**TRY IT:** Write out all of the data again, precisely as it appears.

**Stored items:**

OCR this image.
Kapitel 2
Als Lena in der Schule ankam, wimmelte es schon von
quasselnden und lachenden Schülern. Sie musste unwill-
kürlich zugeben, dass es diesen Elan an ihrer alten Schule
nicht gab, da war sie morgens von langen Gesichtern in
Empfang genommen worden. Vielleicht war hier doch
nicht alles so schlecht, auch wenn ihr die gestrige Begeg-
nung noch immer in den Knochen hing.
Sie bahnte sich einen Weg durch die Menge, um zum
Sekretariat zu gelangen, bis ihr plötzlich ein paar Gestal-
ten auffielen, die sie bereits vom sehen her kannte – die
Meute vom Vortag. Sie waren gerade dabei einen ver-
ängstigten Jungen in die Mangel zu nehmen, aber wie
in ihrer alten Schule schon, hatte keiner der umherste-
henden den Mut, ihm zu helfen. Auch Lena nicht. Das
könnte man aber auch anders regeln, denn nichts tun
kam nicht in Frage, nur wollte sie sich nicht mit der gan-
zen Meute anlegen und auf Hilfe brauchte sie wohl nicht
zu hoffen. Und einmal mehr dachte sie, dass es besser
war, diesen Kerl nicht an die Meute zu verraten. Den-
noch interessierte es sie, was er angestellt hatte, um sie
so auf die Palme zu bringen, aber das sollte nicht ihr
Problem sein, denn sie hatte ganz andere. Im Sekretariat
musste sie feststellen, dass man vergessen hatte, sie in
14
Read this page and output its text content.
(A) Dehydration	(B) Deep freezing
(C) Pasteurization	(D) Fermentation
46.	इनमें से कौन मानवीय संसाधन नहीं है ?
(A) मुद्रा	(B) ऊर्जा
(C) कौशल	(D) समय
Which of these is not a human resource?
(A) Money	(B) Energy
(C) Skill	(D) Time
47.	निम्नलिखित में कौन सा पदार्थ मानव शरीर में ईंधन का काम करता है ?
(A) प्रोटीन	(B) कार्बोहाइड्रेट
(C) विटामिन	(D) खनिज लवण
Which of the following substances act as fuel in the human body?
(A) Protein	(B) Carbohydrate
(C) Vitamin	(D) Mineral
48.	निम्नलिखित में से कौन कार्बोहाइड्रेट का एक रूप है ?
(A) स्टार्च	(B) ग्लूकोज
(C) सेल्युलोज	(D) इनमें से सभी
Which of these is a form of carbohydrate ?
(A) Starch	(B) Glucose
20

**ANSWER SECTION:**
OCR this image.
Kapitel 2
Als Lena in der Schule ankam, wimmelte es schon von
quasselnden und lachenden Schülern. Sie musste unwill-
kürlich zugeben, dass es diesen Elan an ihrer alten Schule
nicht gab, da war sie morgens von langen Gesichtern in
Empfang genommen worden. Vielleicht war hier doch
nicht alles so schlecht, auch wenn ihr die gestrige Begeg-
nung noch immer in den Knochen hing.
Sie bahnte sich einen Weg durch die Menge, um zum
Sekretariat zu gelangen, bis ihr plötzlich ein paar Gestal-
ten auffielen, die sie bereits vom sehen her kannte – die
Meute vom Vortag. Sie waren gerade dabei einen ver-
ängstigten Jungen in die Mangel zu nehmen, aber wie
in ihrer alten Schule schon, hatte keiner der umherste-
henden den Mut, ihm zu helfen. Auch Lena nicht. Das
könnte man aber auch anders regeln, denn nichts tun
kam nicht in Frage, nur wollte sie sich nicht mit der gan-
zen Meute anlegen und auf Hilfe brauchte sie wohl nicht
zu hoffen. Und einmal mehr dachte sie, dass es besser
war, diesen Kerl nicht an die Meute zu verraten. Den-
noch interessierte es sie, was er angestellt hatte, um sie
so auf die Palme zu bringen, aber das sollte nicht ihr
Problem sein, denn sie hatte ganz andere. Im Sekretariat
musste sie feststellen, dass man vergessen hatte, sie in
14
Read this page and output its text content.
(A) Dehydration	(B) Deep freezing
(C) Pasteurization	(D) Fermentation
46.	इनमें से कौन मानवीय संसाधन नहीं है ?
(A) मुद्रा	(B) ऊर्जा
(C) कौशल	(D) समय
Which of these is not a human resource?
(A) Money	(B) Energy
(C) Skill	(D) Time
47.	निम्नलिखित में कौन सा पदार्थ मानव शरीर में ईंधन का काम करता है ?
(A) प्रोटीन	(B) कार्बोहाइड्रेट
(C) विटामिन	(D) खनिज लवण
Which of the following substances act as fuel in the human body?
(A) Protein	(B) Carbohydrate
(C) Vitamin	(D) Mineral
48.	निम्नलिखित में से कौन कार्बोहाइड्रेट का एक रूप है ?
(A) स्टार्च	(B) ग्लूकोज
(C) सेल्युलोज	(D) इनमें से सभी
Which of these is a form of carbohydrate ?
(A) Starch	(B) Glucose
20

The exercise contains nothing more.